(Dataset records)
==================================================
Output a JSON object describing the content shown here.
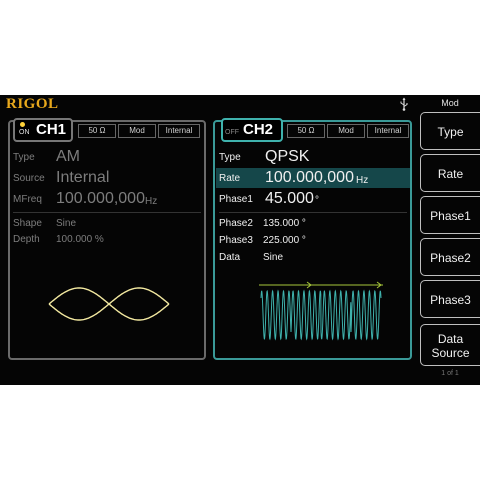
{
  "topbar": {
    "logo": "RIGOL",
    "mode": "Mod"
  },
  "ch1": {
    "name": "CH1",
    "status": "ON",
    "impedance": "50 Ω",
    "mode": "Mod",
    "source": "Internal",
    "rows": [
      {
        "label": "Type",
        "value": "AM"
      },
      {
        "label": "Source",
        "value": "Internal"
      },
      {
        "label": "MFreq",
        "value": "100.000,000",
        "unit": "Hz"
      },
      {
        "label": "Shape",
        "value": "Sine"
      },
      {
        "label": "Depth",
        "value": "100.000 %"
      }
    ]
  },
  "ch2": {
    "name": "CH2",
    "status": "OFF",
    "impedance": "50 Ω",
    "mode": "Mod",
    "source": "Internal",
    "rows": [
      {
        "label": "Type",
        "value": "QPSK"
      },
      {
        "label": "Rate",
        "value": "100.000,000",
        "unit": "Hz"
      },
      {
        "label": "Phase1",
        "value": "45.000",
        "unit": "°"
      },
      {
        "label": "Phase2",
        "value": "135.000 °"
      },
      {
        "label": "Phase3",
        "value": "225.000 °"
      },
      {
        "label": "Data",
        "value": "Sine"
      }
    ]
  },
  "softkeys": [
    "Type",
    "Rate",
    "Phase1",
    "Phase2",
    "Phase3",
    "Data Source"
  ],
  "page_indicator": "1 of 1",
  "colors": {
    "accent": "#3fb2ad",
    "selected_row": "#15474a",
    "waveform": "#f2e8a0",
    "logo": "#e8a81c"
  }
}
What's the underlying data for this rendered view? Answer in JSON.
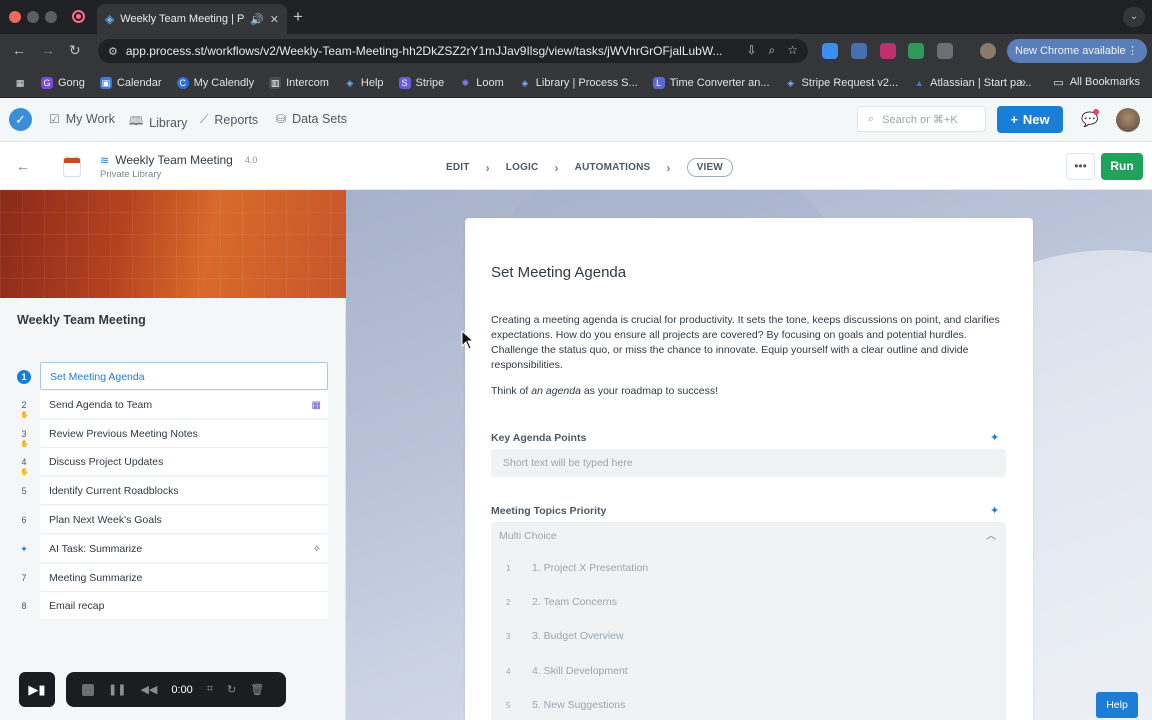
{
  "browser": {
    "tab_title": "Weekly Team Meeting | Pr",
    "url": "app.process.st/workflows/v2/Weekly-Team-Meeting-hh2DkZSZ2rY1mJJav9Ilsg/view/tasks/jWVhrGrOFjalLubW...",
    "new_chrome": "New Chrome available",
    "bookmarks": [
      "Gong",
      "Calendar",
      "My Calendly",
      "Intercom",
      "Help",
      "Stripe",
      "Loom",
      "Library | Process S...",
      "Time Converter an...",
      "Stripe Request v2...",
      "Atlassian | Start pa..."
    ],
    "all_bookmarks": "All Bookmarks"
  },
  "appnav": {
    "my_work": "My Work",
    "library": "Library",
    "reports": "Reports",
    "data_sets": "Data Sets",
    "search_placeholder": "Search or ⌘+K",
    "new_label": "New"
  },
  "workflow": {
    "title": "Weekly Team Meeting",
    "version": "4.0",
    "subtitle": "Private Library",
    "steps": [
      "EDIT",
      "LOGIC",
      "AUTOMATIONS",
      "VIEW"
    ],
    "run_label": "Run"
  },
  "sidebar": {
    "title": "Weekly Team Meeting",
    "tasks": [
      {
        "num": "1",
        "label": "Set Meeting Agenda"
      },
      {
        "num": "2",
        "label": "Send Agenda to Team"
      },
      {
        "num": "3",
        "label": "Review Previous Meeting Notes"
      },
      {
        "num": "4",
        "label": "Discuss Project Updates"
      },
      {
        "num": "5",
        "label": "Identify Current Roadblocks"
      },
      {
        "num": "6",
        "label": "Plan Next Week's Goals"
      },
      {
        "num": "",
        "label": "AI Task: Summarize"
      },
      {
        "num": "7",
        "label": "Meeting Summarize"
      },
      {
        "num": "8",
        "label": "Email recap"
      }
    ]
  },
  "recorder": {
    "time": "0:00"
  },
  "task": {
    "title": "Set Meeting Agenda",
    "description": "Creating a meeting agenda is crucial for productivity. It sets the tone, keeps discussions on point, and clarifies expectations. How do you ensure all projects are covered? By focusing on goals and potential hurdles. Challenge the status quo, or miss the chance to innovate. Equip yourself with a clear outline and divide responsibilities.",
    "tagline_pre": "Think of ",
    "tagline_em": "an agenda",
    "tagline_post": " as your roadmap to success!",
    "field1_label": "Key Agenda Points",
    "field1_placeholder": "Short text will be typed here",
    "field2_label": "Meeting Topics Priority",
    "field2_placeholder": "Multi Choice",
    "options": [
      {
        "n": "1",
        "label": "1. Project X Presentation"
      },
      {
        "n": "2",
        "label": "2. Team Concerns"
      },
      {
        "n": "3",
        "label": "3. Budget Overview"
      },
      {
        "n": "4",
        "label": "4. Skill Development"
      },
      {
        "n": "5",
        "label": "5. New Suggestions"
      }
    ]
  },
  "help_label": "Help"
}
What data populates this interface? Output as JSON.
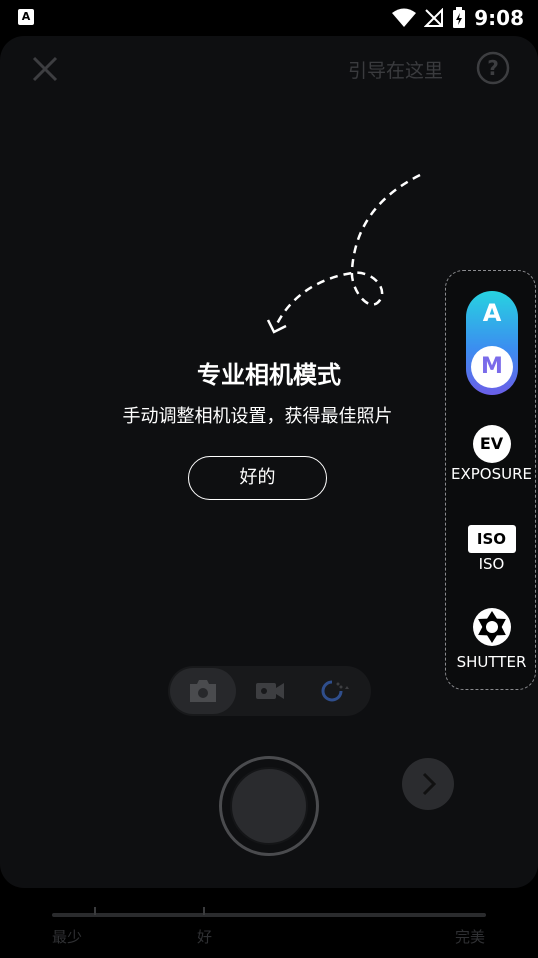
{
  "status_bar": {
    "left_icon_letter": "A",
    "time": "9:08"
  },
  "header": {
    "close_icon": "close-icon",
    "guide_link": "引导在这里",
    "help_icon": "help-icon"
  },
  "guide": {
    "title": "专业相机模式",
    "subtitle": "手动调整相机设置，获得最佳照片",
    "ok_label": "好的"
  },
  "pro_panel": {
    "mode_auto": "A",
    "mode_manual": "M",
    "ev_badge": "EV",
    "exposure_label": "EXPOSURE",
    "iso_badge": "ISO",
    "iso_label": "ISO",
    "shutter_label": "SHUTTER"
  },
  "mode_bar": {
    "items": [
      "photo-icon",
      "video-icon",
      "timer-icon"
    ],
    "selected": 0
  },
  "quality": {
    "labels": [
      "最少",
      "好",
      "完美"
    ]
  },
  "colors": {
    "accent_top": "#27d3e0",
    "accent_bottom": "#6a5fe8",
    "background": "#0e0f11"
  }
}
==================================================
● To be done
Determine how many lines contain the word "this" and reply with that number alone.

● Written solution
2